- Your instructions: Repeat the material verbatim and drop the pictures.

- Supplied data:
>> start
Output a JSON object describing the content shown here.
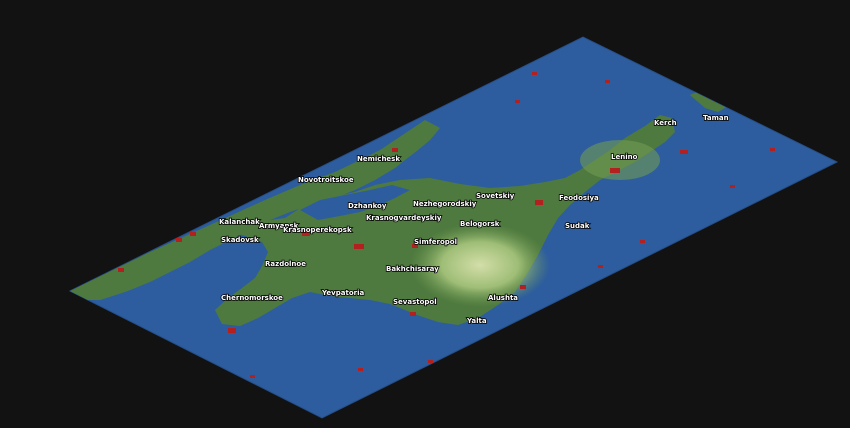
{
  "game": {
    "view": "isometric-map",
    "region_labels": [
      {
        "id": "kerch",
        "label": "Kerch"
      },
      {
        "id": "taman",
        "label": "Taman"
      },
      {
        "id": "lenino",
        "label": "Lenino"
      },
      {
        "id": "nemichesk",
        "label": "Nemichesk"
      },
      {
        "id": "novotroitskoe",
        "label": "Novotroitskoe"
      },
      {
        "id": "sovetskiy",
        "label": "Sovetskiy"
      },
      {
        "id": "feodosiya",
        "label": "Feodosiya"
      },
      {
        "id": "dzhankoy",
        "label": "Dzhankoy"
      },
      {
        "id": "nezhegorodskiy",
        "label": "Nezhegorodskiy"
      },
      {
        "id": "kalanchak",
        "label": "Kalanchak"
      },
      {
        "id": "krasnogvardeyskiy",
        "label": "Krasnogvardeyskiy"
      },
      {
        "id": "armyansk",
        "label": "Armyansk"
      },
      {
        "id": "krasnoperekopsk",
        "label": "Krasnoperekopsk"
      },
      {
        "id": "belogorsk",
        "label": "Belogorsk"
      },
      {
        "id": "sudak",
        "label": "Sudak"
      },
      {
        "id": "skadovsk",
        "label": "Skadovsk"
      },
      {
        "id": "simferopol",
        "label": "Simferopol"
      },
      {
        "id": "razdolnoe",
        "label": "Razdolnoe"
      },
      {
        "id": "bakhchisaray",
        "label": "Bakhchisaray"
      },
      {
        "id": "chernomorskoe",
        "label": "Chernomorskoe"
      },
      {
        "id": "yevpatoria",
        "label": "Yevpatoria"
      },
      {
        "id": "sevastopol",
        "label": "Sevastopol"
      },
      {
        "id": "alushta",
        "label": "Alushta"
      },
      {
        "id": "yalta",
        "label": "Yalta"
      }
    ]
  },
  "colors": {
    "background": "#121212",
    "sea": "#2d5d9e",
    "sea_edge": "#264f88",
    "land": "#4f7a3f",
    "land_light": "#6f9a52",
    "hills": "#a7c57c",
    "peaks": "#e2e9b4",
    "town": "#5a3a2a",
    "industry": "#b32020",
    "label_text": "#ffffff"
  }
}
>> end
- Answer to this problem:
Output a JSON object describing the content shown here.
{
  "game": {
    "view": "isometric-map",
    "region_labels": [
      {
        "id": "kerch",
        "label": "Kerch"
      },
      {
        "id": "taman",
        "label": "Taman"
      },
      {
        "id": "lenino",
        "label": "Lenino"
      },
      {
        "id": "nemichesk",
        "label": "Nemichesk"
      },
      {
        "id": "novotroitskoe",
        "label": "Novotroitskoe"
      },
      {
        "id": "sovetskiy",
        "label": "Sovetskiy"
      },
      {
        "id": "feodosiya",
        "label": "Feodosiya"
      },
      {
        "id": "dzhankoy",
        "label": "Dzhankoy"
      },
      {
        "id": "nezhegorodskiy",
        "label": "Nezhegorodskiy"
      },
      {
        "id": "kalanchak",
        "label": "Kalanchak"
      },
      {
        "id": "krasnogvardeyskiy",
        "label": "Krasnogvardeyskiy"
      },
      {
        "id": "armyansk",
        "label": "Armyansk"
      },
      {
        "id": "krasnoperekopsk",
        "label": "Krasnoperekopsk"
      },
      {
        "id": "belogorsk",
        "label": "Belogorsk"
      },
      {
        "id": "sudak",
        "label": "Sudak"
      },
      {
        "id": "skadovsk",
        "label": "Skadovsk"
      },
      {
        "id": "simferopol",
        "label": "Simferopol"
      },
      {
        "id": "razdolnoe",
        "label": "Razdolnoe"
      },
      {
        "id": "bakhchisaray",
        "label": "Bakhchisaray"
      },
      {
        "id": "chernomorskoe",
        "label": "Chernomorskoe"
      },
      {
        "id": "yevpatoria",
        "label": "Yevpatoria"
      },
      {
        "id": "sevastopol",
        "label": "Sevastopol"
      },
      {
        "id": "alushta",
        "label": "Alushta"
      },
      {
        "id": "yalta",
        "label": "Yalta"
      }
    ]
  },
  "colors": {
    "background": "#121212",
    "sea": "#2d5d9e",
    "sea_edge": "#264f88",
    "land": "#4f7a3f",
    "land_light": "#6f9a52",
    "hills": "#a7c57c",
    "peaks": "#e2e9b4",
    "town": "#5a3a2a",
    "industry": "#b32020",
    "label_text": "#ffffff"
  }
}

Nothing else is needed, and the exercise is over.